Which lines below hold the word "WebDAV"? Copy all of them.
•••••
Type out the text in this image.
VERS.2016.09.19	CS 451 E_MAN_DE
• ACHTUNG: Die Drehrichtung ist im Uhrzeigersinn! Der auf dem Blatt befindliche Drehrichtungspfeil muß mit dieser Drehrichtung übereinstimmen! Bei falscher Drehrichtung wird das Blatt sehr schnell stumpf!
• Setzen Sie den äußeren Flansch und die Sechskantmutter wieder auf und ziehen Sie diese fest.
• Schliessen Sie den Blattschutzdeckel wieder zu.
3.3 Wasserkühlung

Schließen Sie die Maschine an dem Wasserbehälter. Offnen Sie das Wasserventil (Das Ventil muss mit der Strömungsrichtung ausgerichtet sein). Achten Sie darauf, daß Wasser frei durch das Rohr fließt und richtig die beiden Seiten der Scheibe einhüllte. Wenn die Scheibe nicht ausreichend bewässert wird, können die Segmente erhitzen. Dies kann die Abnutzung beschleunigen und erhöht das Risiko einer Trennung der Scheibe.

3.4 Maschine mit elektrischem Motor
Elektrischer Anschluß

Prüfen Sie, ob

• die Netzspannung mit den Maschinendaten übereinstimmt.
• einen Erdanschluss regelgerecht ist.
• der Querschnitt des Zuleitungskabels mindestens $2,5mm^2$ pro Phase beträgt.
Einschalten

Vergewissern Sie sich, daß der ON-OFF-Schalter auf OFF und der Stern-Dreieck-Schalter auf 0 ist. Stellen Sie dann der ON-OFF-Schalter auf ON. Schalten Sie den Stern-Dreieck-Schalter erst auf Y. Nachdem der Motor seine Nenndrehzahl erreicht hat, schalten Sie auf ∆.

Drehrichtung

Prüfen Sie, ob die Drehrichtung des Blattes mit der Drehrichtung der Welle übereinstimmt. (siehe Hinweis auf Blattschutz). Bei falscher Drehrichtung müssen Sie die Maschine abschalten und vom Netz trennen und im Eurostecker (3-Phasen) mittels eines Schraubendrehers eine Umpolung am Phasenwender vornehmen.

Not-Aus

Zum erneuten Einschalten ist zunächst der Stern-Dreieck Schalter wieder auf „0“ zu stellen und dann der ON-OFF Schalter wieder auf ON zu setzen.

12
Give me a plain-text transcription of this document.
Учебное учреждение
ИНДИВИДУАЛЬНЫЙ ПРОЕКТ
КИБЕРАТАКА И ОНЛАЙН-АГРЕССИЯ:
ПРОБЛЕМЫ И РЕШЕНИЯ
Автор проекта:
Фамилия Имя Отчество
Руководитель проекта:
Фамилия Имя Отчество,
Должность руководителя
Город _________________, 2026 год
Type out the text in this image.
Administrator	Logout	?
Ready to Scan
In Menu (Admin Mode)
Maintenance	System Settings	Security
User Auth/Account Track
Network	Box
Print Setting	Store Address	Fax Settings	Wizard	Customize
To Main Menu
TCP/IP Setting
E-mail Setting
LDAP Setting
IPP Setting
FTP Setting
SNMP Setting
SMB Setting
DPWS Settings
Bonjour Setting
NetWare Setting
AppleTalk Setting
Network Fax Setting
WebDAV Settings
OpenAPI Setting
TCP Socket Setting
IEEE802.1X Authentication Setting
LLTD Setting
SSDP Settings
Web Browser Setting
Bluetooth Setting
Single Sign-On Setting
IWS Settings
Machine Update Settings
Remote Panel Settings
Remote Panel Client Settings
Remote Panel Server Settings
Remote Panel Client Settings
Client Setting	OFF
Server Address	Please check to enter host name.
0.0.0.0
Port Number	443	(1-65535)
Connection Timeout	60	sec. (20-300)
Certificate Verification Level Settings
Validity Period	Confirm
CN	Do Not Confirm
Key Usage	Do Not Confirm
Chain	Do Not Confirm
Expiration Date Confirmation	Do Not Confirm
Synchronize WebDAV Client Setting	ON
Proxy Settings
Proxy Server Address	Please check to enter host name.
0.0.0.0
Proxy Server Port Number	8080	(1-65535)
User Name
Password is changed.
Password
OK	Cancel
•••••
Result for this exercise >>
WebDAV Settings
Synchronize WebDAV Client Setting	ON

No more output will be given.